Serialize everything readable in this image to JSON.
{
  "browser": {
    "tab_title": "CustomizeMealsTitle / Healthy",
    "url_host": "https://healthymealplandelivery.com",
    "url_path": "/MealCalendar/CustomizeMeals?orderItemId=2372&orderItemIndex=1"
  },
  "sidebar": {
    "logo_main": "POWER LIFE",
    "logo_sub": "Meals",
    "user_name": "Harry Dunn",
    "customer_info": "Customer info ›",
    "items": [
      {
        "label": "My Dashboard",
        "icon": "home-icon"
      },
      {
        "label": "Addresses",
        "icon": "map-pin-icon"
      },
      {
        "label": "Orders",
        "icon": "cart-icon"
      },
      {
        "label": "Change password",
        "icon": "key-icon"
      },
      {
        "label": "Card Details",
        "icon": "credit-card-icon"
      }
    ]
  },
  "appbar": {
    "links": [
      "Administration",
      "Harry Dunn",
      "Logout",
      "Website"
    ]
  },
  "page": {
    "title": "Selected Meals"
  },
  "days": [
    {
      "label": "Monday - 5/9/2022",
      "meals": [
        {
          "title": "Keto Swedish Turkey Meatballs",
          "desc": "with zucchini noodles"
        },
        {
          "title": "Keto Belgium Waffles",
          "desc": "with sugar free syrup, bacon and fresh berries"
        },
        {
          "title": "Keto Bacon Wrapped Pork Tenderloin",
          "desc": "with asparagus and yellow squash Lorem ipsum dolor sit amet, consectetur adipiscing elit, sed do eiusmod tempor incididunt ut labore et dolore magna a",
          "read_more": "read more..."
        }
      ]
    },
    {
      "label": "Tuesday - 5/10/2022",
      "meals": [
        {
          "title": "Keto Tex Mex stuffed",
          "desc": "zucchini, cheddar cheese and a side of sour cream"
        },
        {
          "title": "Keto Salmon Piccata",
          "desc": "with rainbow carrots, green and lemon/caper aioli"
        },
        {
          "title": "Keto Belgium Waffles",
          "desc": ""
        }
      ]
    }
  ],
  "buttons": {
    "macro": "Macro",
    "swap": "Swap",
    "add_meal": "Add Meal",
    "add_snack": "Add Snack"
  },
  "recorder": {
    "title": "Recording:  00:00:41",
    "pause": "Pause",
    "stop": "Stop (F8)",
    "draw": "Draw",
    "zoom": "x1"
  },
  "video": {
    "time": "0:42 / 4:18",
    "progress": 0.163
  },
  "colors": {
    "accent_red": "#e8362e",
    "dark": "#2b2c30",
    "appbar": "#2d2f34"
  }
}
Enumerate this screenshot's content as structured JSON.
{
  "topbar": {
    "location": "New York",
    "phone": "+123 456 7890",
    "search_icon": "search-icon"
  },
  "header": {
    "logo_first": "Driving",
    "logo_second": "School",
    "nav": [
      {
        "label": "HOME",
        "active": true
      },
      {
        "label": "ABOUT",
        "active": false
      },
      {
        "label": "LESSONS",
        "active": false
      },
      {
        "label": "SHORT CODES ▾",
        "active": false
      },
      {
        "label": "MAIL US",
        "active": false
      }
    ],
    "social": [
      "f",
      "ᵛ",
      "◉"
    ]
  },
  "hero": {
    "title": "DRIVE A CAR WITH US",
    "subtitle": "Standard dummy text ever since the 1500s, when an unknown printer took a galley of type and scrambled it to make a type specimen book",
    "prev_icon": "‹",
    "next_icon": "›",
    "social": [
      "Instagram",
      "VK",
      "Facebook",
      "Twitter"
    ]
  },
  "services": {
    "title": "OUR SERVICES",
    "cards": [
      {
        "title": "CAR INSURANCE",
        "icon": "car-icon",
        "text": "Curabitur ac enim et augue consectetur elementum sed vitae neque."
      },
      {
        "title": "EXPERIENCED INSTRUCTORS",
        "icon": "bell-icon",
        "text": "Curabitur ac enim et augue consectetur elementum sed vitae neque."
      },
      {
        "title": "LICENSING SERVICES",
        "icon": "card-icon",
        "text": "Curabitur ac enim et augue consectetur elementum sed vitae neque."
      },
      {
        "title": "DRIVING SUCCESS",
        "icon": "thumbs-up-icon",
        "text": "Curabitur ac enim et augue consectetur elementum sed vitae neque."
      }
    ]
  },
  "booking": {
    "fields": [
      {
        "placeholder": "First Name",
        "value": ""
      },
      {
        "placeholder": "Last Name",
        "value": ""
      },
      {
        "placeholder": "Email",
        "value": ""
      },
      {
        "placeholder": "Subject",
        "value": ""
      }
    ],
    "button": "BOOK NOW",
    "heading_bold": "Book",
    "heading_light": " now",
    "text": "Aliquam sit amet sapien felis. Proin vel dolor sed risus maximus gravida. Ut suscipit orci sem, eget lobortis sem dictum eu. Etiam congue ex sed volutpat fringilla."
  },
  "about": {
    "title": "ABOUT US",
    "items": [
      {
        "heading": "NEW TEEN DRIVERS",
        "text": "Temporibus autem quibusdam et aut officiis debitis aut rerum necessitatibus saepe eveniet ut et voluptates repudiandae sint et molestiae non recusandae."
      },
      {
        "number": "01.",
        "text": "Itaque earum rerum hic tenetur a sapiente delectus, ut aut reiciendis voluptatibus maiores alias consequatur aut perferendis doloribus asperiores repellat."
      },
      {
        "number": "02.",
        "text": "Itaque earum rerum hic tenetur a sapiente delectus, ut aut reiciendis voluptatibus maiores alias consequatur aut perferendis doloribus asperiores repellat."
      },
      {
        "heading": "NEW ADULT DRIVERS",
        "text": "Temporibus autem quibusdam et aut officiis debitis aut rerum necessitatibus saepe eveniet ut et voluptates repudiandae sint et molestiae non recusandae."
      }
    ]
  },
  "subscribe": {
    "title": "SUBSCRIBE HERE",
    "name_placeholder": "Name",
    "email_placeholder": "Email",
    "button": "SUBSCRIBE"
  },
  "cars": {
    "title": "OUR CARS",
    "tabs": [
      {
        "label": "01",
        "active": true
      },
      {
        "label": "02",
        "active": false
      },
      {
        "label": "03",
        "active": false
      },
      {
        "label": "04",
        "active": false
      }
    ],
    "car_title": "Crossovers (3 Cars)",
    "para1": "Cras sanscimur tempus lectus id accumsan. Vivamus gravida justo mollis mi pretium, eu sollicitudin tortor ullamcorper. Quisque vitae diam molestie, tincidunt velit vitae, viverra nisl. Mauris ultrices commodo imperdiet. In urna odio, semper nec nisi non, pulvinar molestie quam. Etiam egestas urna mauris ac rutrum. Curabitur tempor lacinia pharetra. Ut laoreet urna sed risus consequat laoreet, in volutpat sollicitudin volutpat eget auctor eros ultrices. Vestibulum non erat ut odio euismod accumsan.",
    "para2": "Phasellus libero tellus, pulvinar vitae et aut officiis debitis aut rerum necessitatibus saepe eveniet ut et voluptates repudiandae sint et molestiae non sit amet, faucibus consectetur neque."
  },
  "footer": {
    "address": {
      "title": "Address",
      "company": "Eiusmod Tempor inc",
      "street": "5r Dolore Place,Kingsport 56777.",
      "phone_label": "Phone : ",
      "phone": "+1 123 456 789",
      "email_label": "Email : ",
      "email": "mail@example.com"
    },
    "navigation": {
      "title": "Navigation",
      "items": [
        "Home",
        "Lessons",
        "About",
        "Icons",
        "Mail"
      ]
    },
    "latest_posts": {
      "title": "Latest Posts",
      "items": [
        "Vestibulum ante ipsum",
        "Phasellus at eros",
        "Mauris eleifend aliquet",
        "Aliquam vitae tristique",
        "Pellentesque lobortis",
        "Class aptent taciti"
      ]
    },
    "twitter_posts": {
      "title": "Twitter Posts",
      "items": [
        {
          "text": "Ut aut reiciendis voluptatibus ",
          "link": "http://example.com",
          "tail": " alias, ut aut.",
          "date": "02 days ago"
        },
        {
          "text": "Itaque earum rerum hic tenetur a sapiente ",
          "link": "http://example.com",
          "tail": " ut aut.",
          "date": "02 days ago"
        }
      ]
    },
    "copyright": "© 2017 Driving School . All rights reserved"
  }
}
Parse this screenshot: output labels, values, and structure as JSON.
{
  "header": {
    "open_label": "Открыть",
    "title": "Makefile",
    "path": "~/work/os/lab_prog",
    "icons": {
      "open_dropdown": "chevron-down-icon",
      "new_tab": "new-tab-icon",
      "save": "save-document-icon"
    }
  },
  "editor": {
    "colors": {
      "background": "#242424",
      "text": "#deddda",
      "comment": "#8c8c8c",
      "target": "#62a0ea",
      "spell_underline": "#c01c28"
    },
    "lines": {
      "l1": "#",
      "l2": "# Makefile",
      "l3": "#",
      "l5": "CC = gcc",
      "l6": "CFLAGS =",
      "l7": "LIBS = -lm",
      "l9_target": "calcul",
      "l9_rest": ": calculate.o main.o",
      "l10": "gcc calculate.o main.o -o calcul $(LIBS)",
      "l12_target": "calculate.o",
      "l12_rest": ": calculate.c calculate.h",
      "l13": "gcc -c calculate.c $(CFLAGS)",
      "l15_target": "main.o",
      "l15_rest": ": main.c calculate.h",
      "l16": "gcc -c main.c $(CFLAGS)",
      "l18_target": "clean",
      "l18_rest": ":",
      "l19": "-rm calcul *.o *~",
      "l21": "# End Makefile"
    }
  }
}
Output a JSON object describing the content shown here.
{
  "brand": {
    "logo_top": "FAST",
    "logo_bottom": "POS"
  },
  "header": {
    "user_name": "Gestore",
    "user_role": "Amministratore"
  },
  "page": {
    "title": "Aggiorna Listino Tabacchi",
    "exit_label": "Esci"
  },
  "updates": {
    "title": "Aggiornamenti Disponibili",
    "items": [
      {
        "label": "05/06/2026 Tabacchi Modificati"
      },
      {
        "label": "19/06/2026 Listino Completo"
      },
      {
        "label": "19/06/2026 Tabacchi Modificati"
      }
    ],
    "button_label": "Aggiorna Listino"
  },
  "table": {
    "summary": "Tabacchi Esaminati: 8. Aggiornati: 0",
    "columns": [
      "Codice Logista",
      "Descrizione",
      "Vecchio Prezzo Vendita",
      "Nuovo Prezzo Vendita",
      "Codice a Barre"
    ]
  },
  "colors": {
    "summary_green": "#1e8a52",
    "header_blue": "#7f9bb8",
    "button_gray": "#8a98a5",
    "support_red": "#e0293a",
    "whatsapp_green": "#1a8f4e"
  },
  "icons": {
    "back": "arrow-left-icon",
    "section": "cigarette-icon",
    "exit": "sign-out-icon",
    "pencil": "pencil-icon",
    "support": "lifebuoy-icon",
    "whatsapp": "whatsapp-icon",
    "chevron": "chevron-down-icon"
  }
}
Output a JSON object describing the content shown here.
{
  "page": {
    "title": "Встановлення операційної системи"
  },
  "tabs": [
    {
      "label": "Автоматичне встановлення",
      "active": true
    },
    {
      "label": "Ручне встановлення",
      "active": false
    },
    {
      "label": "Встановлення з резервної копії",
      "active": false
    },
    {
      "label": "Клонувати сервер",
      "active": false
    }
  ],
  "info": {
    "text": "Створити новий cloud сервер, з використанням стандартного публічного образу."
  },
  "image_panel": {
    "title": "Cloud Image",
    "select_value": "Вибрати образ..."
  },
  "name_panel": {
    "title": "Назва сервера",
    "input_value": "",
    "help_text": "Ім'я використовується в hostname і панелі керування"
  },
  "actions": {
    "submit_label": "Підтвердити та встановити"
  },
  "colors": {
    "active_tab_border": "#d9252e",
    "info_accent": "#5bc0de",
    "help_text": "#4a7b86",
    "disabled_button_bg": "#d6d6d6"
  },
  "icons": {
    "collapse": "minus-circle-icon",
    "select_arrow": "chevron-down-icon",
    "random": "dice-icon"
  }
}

________

▸ **Written instruction**
Your task is to list each line of the records with the word "School".

▸ **Exercise answer**
    "logo_second": "School",
    "copyright": "© 2017 Driving School . All rights reserved"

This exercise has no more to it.